**SÉRIE D'EXERCICES**
**a)** Citez fidèlement le passage du texte sur saint Jérôme situé entre « Mardi 18 mars » et « 06/01/2008, p. 9. (*) », bornes incluses.
**b)** D'après le texte sur saint Jérôme, les affirmations (i), (ii) et (iii) sont-elles exactes ? Répondez par oui ou par non et citez à l'identique les mots du texte qui tranchent.
(i) Le pape Benoît XV a reconnu Jérôme comme docteur éminent dans l'interprétation des Saintes Écritures.
(ii) L'audience générale reproduite a eu lieu le 14 novembre 2008.
(iii) Le texte original de l'audience a été rédigé en latin.
**c)** Répondez brièvement aux questions suivantes sur le texte sur saint Jérôme.
(i) Dans quel numéro de La Documentation Catholique l'audience a-t-elle paru ?
(ii) Quel paragraphe de la Constitution Dei Verbum cite la célèbre phrase de Jérôme ?
(iii) Quelle partie de la Bible le croyant doit-il spécialement approcher ?

**TEXTE DE LA PAGE**
#####
Benoît XVI : Saint Jérôme ou la passion des Écritures

Mardi 18 mars 2008 — Dernier ajout samedi 10 avril 2010

Audience générale du 14 novembre 2007. Texte original italien dans l’Osservatore Romano du 15 novembre. Paru dans La Documentation Catholique n° 2393 du 06/01/2008, p. 9. (*)

Chers Frères et Sœurs,

Nous continuons aujourd’hui la présentation de la figure de saint Jérôme. Comme nous l’avons dit la semaine dernière, il dédia sa vie à l’étude de la Bible, au point que l’un de mes prédécesseurs, le Pape Benoît XV, le reconnut « docteur éminent dans l’interprétation des Saintes Écritures ». Jérôme souligna combien il était l’important de se familiariser avec les textes bibliques et la joie qu’on y trouvait : « Ne te semble-t-il pas, déjà sur cette terre, habiter le royaume des cieux lorsque tu vis au milieu de ces textes, lorsque tu les médites, lorsque tu ne connais et ne recherches rien d’autre ? » [1]. En réalité, le dialogue avec Dieu, avec sa Parole, est, en un certain sens, présence du ciel, c’est-à-dire présence de Dieu. Il est essentiel pour le croyant d’approcher les textes bibliques, spécialement le Nouveau Testament, parce que « ignorer l’Écriture c’est ignorer le Christ », selon sa célèbre phrase, également citée par le Concile Vatican II dans la Constitution Dei Verbum (§ 25).
#####
**DONNÉES**
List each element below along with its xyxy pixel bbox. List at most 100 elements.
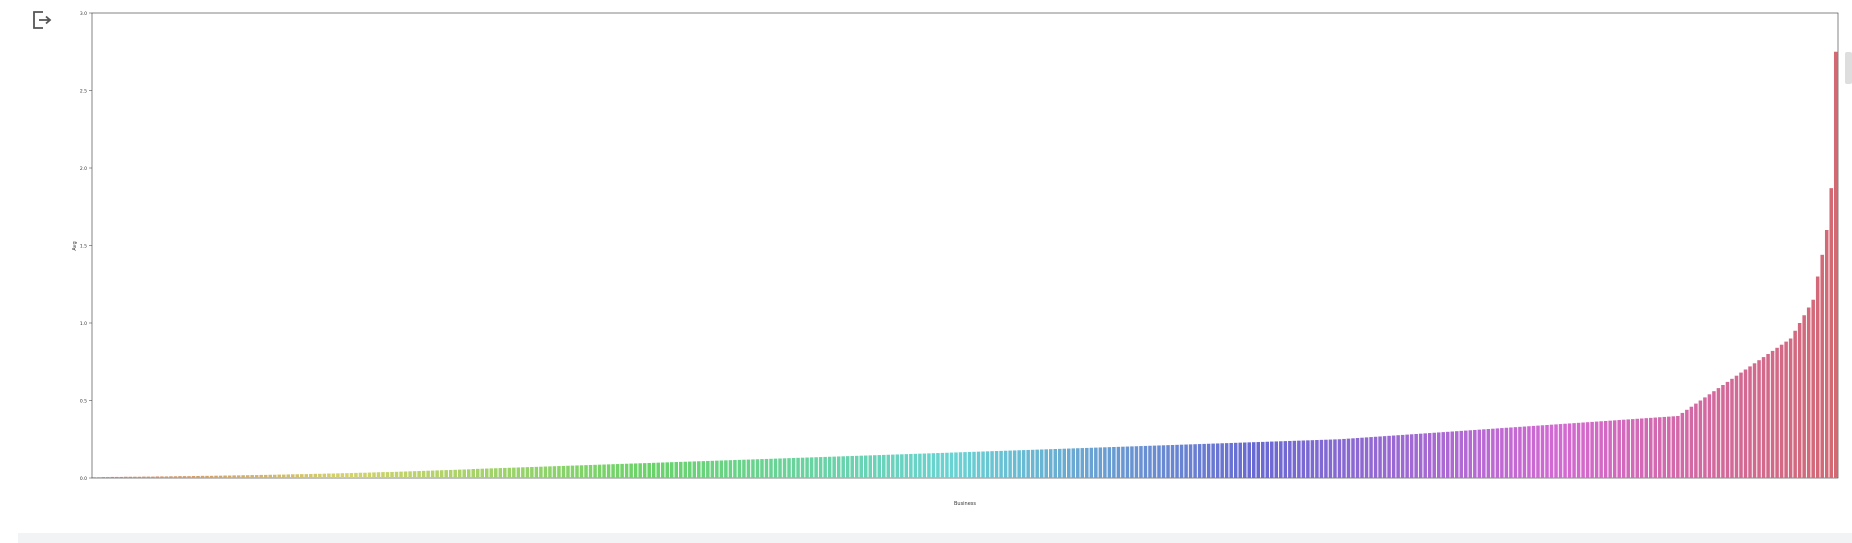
#####
**RÉSULTATS DES EXERCICES**
**a)**
Mardi 18 mars 2008 — Dernier ajout samedi 10 avril 2010

Audience générale du 14 novembre 2007. Texte original italien dans l’Osservatore Romano du 15 novembre. Paru dans La Documentation Catholique n° 2393 du 06/01/2008, p. 9. (*)

**b)**
(i) Oui : « le Pape Benoît XV, le reconnut « docteur éminent dans l’interprétation des Saintes Écritures » ».
(ii) Non : « Audience générale du 14 novembre 2007 ».
(iii) Non : « Texte original italien dans l’Osservatore Romano du 15 novembre ».

**c)**
(i) Le n° 2393 du 06/01/2008, p. 9.
(ii) Le § 25.
(iii) Le Nouveau Testament.